## DATA
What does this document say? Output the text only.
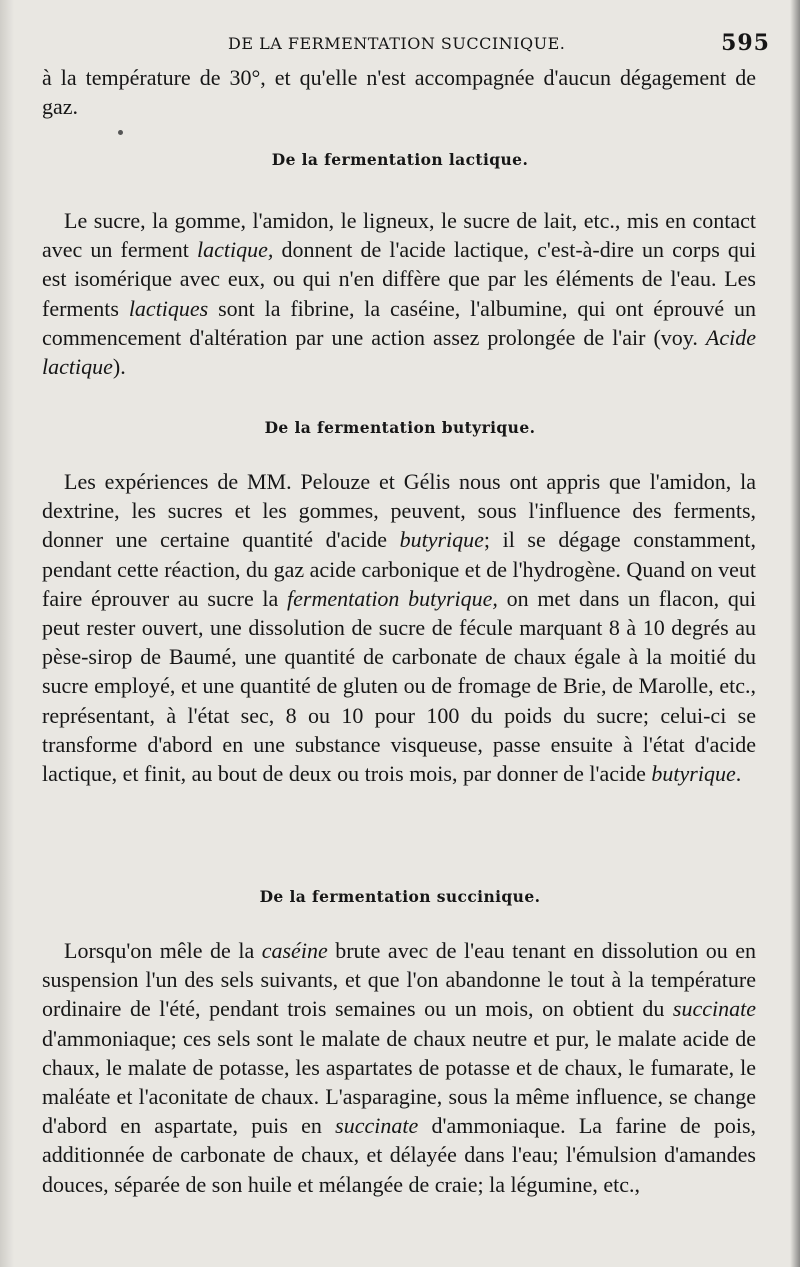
DE LA FERMENTATION SUCCINIQUE.	595

à la température de 30°, et qu'elle n'est accompagnée d'aucun dégagement de gaz.

De la fermentation lactique.

Le sucre, la gomme, l'amidon, le ligneux, le sucre de lait, etc., mis en contact avec un ferment lactique, donnent de l'acide lactique, c'est-à-dire un corps qui est isomérique avec eux, ou qui n'en diffère que par les éléments de l'eau. Les ferments lactiques sont la fibrine, la caséine, l'albumine, qui ont éprouvé un commencement d'altération par une action assez prolongée de l'air (voy. Acide lactique).

De la fermentation butyrique.

Les expériences de MM. Pelouze et Gélis nous ont appris que l'amidon, la dextrine, les sucres et les gommes, peuvent, sous l'influence des ferments, donner une certaine quantité d'acide butyrique; il se dégage constamment, pendant cette réaction, du gaz acide carbonique et de l'hydrogène. Quand on veut faire éprouver au sucre la fermentation butyrique, on met dans un flacon, qui peut rester ouvert, une dissolution de sucre de fécule marquant 8 à 10 degrés au pèse-sirop de Baumé, une quantité de carbonate de chaux égale à la moitié du sucre employé, et une quantité de gluten ou de fromage de Brie, de Marolle, etc., représentant, à l'état sec, 8 ou 10 pour 100 du poids du sucre; celui-ci se transforme d'abord en une substance visqueuse, passe ensuite à l'état d'acide lactique, et finit, au bout de deux ou trois mois, par donner de l'acide butyrique.

De la fermentation succinique.

Lorsqu'on mêle de la caséine brute avec de l'eau tenant en dissolution ou en suspension l'un des sels suivants, et que l'on abandonne le tout à la température ordinaire de l'été, pendant trois semaines ou un mois, on obtient du succinate d'ammoniaque; ces sels sont le malate de chaux neutre et pur, le malate acide de chaux, le malate de potasse, les aspartates de potasse et de chaux, le fumarate, le maléate et l'aconitate de chaux. L'asparagine, sous la même influence, se change d'abord en aspartate, puis en succinate d'ammoniaque. La farine de pois, additionnée de carbonate de chaux, et délayée dans l'eau; l'émulsion d'amandes douces, séparée de son huile et mélangée de craie; la légumine, etc.,
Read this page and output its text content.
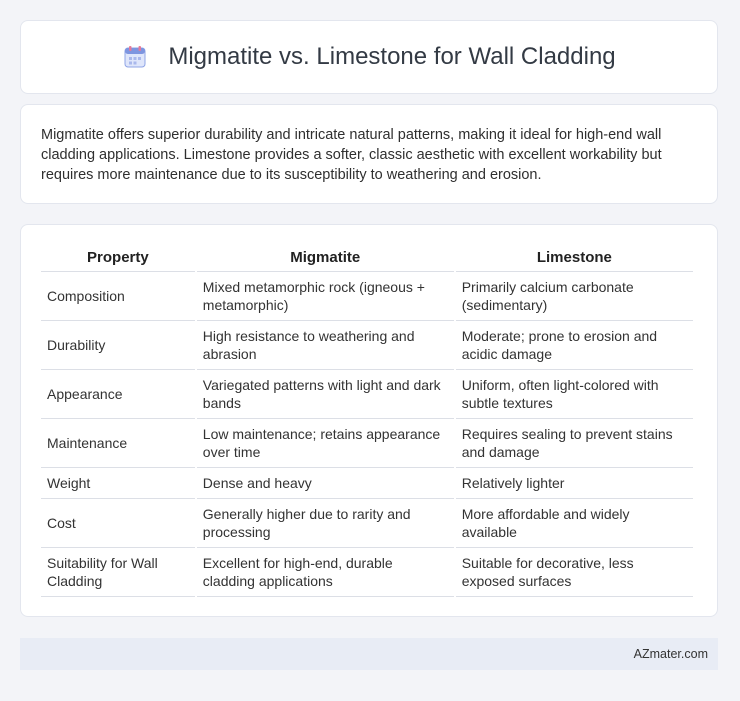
Migmatite vs. Limestone for Wall Cladding

Migmatite offers superior durability and intricate natural patterns, making it ideal for high-end wall cladding applications. Limestone provides a softer, classic aesthetic with excellent workability but requires more maintenance due to its susceptibility to weathering and erosion.

Property	Migmatite	Limestone
Composition	Mixed metamorphic rock (igneous + metamorphic)	Primarily calcium carbonate (sedimentary)
Durability	High resistance to weathering and abrasion	Moderate; prone to erosion and acidic damage
Appearance	Variegated patterns with light and dark bands	Uniform, often light-colored with subtle textures
Maintenance	Low maintenance; retains appearance over time	Requires sealing to prevent stains and damage
Weight	Dense and heavy	Relatively lighter
Cost	Generally higher due to rarity and processing	More affordable and widely available
Suitability for Wall Cladding	Excellent for high-end, durable cladding applications	Suitable for decorative, less exposed surfaces
AZmater.com
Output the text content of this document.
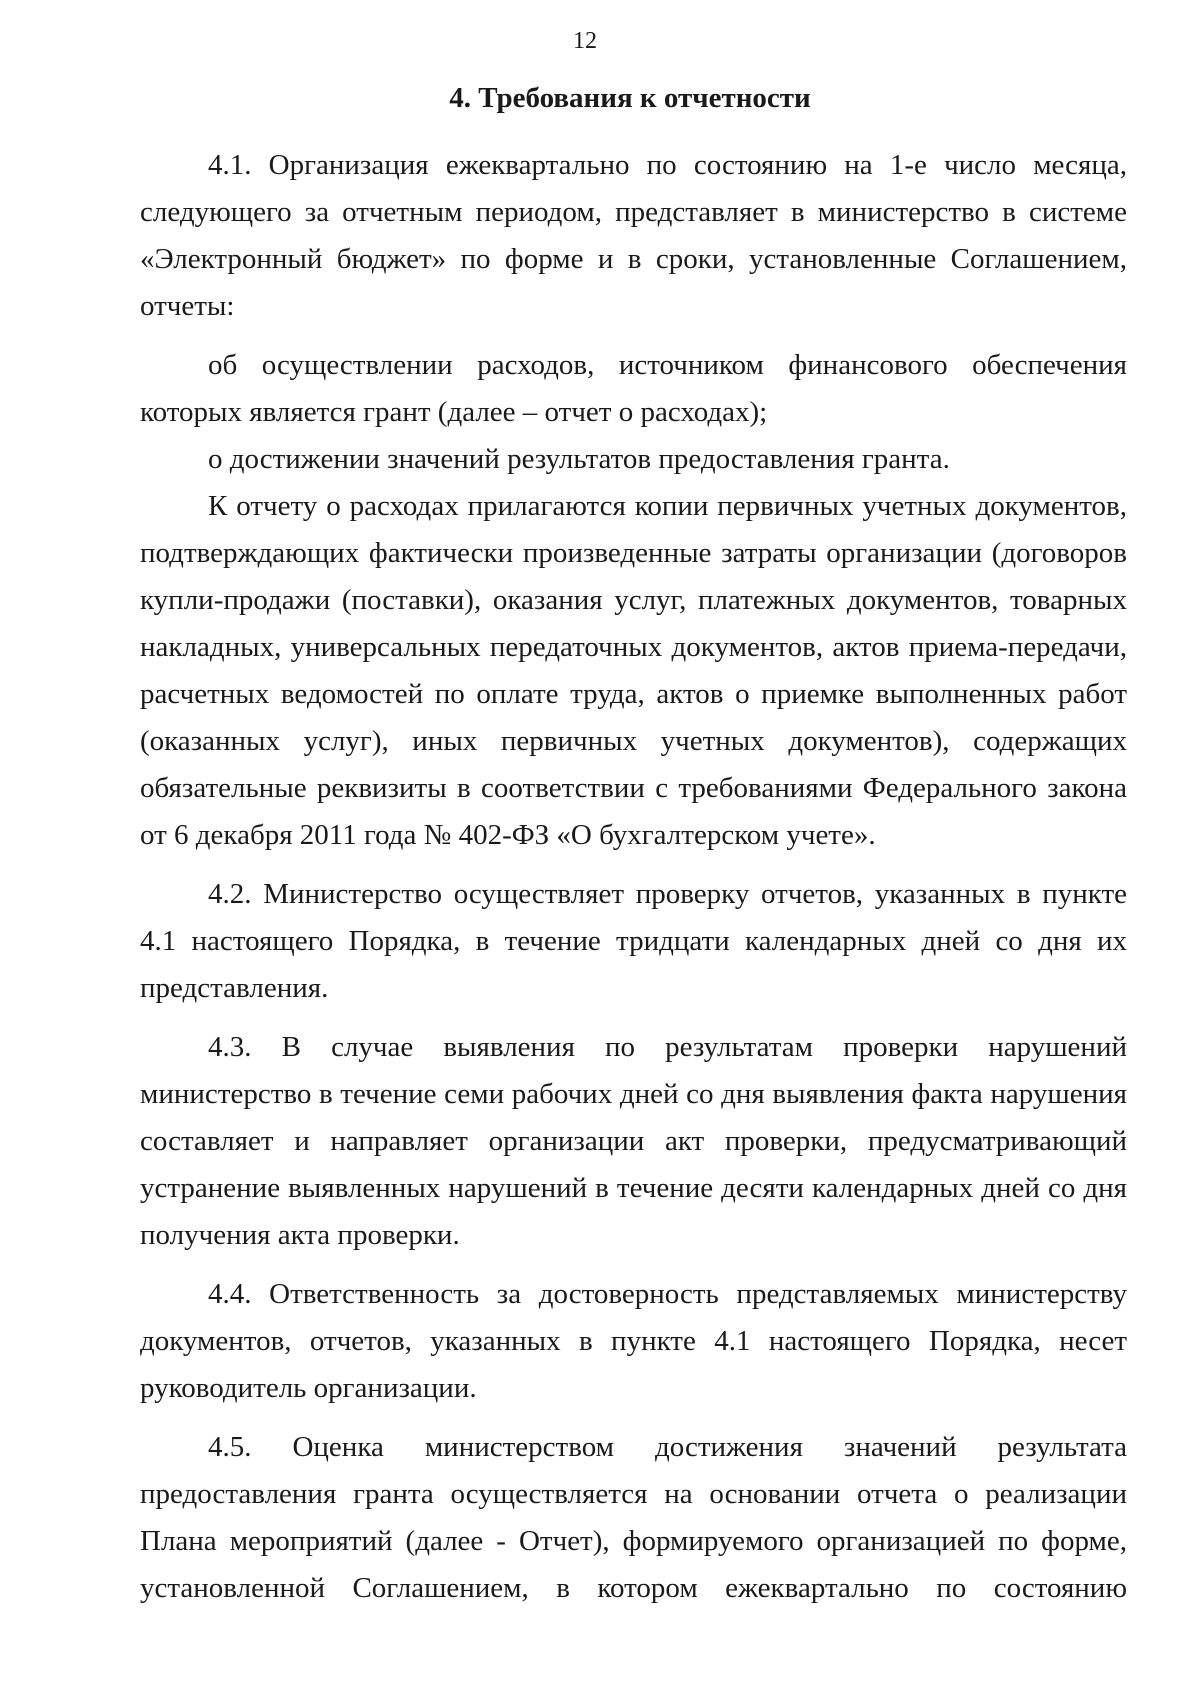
12
4. Требования к отчетности

4.1. Организация ежеквартально по состоянию на 1-е число месяца, следующего за отчетным периодом, представляет в министерство в системе «Электронный бюджет» по форме и в сроки, установленные Соглашением, отчеты:

об осуществлении расходов, источником финансового обеспечения которых является грант (далее – отчет о расходах);

о достижении значений результатов предоставления гранта.

К отчету о расходах прилагаются копии первичных учетных документов, подтверждающих фактически произведенные затраты организации (договоров купли-продажи (поставки), оказания услуг, платежных документов, товарных накладных, универсальных передаточных документов, актов приема-передачи, расчетных ведомостей по оплате труда, актов о приемке выполненных работ (оказанных услуг), иных первичных учетных документов), содержащих обязательные реквизиты в соответствии с требованиями Федерального закона от 6 декабря 2011 года № 402-ФЗ «О бухгалтерском учете».

4.2. Министерство осуществляет проверку отчетов, указанных в пункте 4.1 настоящего Порядка, в течение тридцати календарных дней со дня их представления.

4.3. В случае выявления по результатам проверки нарушений министерство в течение семи рабочих дней со дня выявления факта нарушения составляет и направляет организации акт проверки, предусматривающий устранение выявленных нарушений в течение десяти календарных дней со дня получения акта проверки.

4.4. Ответственность за достоверность представляемых министерству документов, отчетов, указанных в пункте 4.1 настоящего Порядка, несет руководитель организации.

4.5. Оценка министерством достижения значений результата предоставления гранта осуществляется на основании отчета о реализации Плана мероприятий (далее - Отчет), формируемого организацией по форме, установленной Соглашением, в котором ежеквартально по состоянию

## WHAT THIS TASK INVOLVES
Using the material above, work out how many lines contain the string "значений". Give that number alone.

## COMPLETE RESPONSE
2